▶ _Records for this exercise_:
## Start
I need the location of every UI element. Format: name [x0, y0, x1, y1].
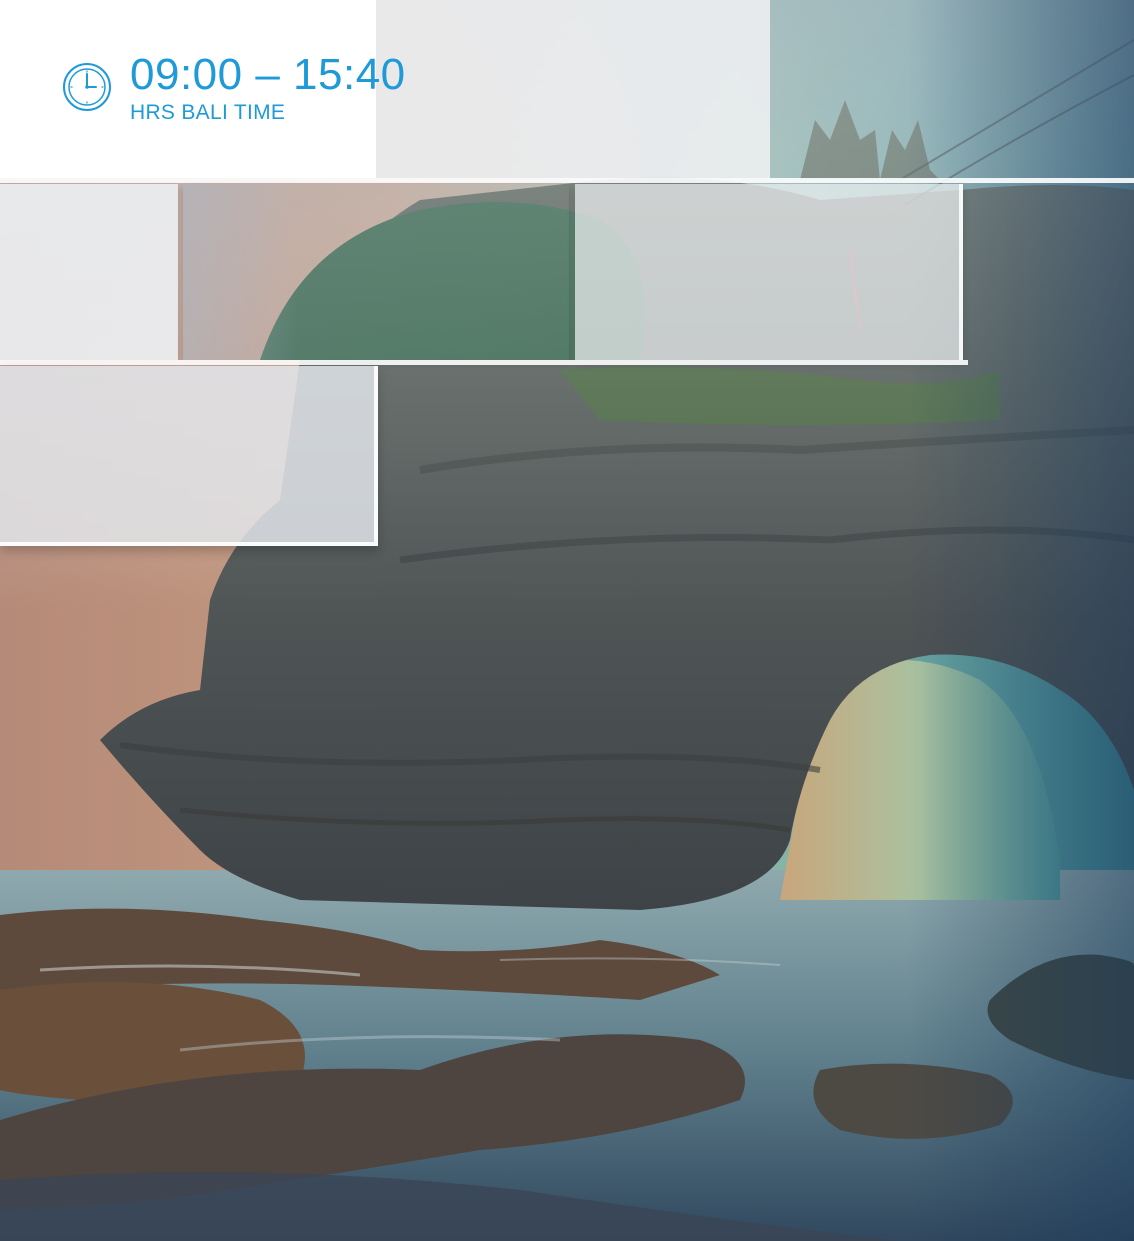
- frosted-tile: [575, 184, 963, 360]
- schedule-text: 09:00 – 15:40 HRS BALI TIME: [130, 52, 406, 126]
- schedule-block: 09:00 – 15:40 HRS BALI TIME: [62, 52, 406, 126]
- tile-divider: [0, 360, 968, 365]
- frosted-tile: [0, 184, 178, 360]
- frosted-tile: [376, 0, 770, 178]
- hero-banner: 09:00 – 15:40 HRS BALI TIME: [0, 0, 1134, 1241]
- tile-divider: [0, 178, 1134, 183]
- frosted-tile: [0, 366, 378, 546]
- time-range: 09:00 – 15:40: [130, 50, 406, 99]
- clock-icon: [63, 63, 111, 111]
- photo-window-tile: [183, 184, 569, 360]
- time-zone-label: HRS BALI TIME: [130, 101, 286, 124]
## End
▶ _Description of the task_: Please change every "frosted-tile" to "glass-tile" throughout the records, keeping everything else unchanged and leaving out the pictures.

▶ _Result_:
I need the location of every UI element. Format: name [x0, y0, x1, y1].
- glass-tile: [575, 184, 963, 360]
- schedule-text: 09:00 – 15:40 HRS BALI TIME: [130, 52, 406, 126]
- schedule-block: 09:00 – 15:40 HRS BALI TIME: [62, 52, 406, 126]
- tile-divider: [0, 360, 968, 365]
- glass-tile: [0, 184, 178, 360]
- glass-tile: [376, 0, 770, 178]
- hero-banner: 09:00 – 15:40 HRS BALI TIME: [0, 0, 1134, 1241]
- tile-divider: [0, 178, 1134, 183]
- glass-tile: [0, 366, 378, 546]
- time-range: 09:00 – 15:40: [130, 50, 406, 99]
- clock-icon: [63, 63, 111, 111]
- photo-window-tile: [183, 184, 569, 360]
- time-zone-label: HRS BALI TIME: [130, 101, 286, 124]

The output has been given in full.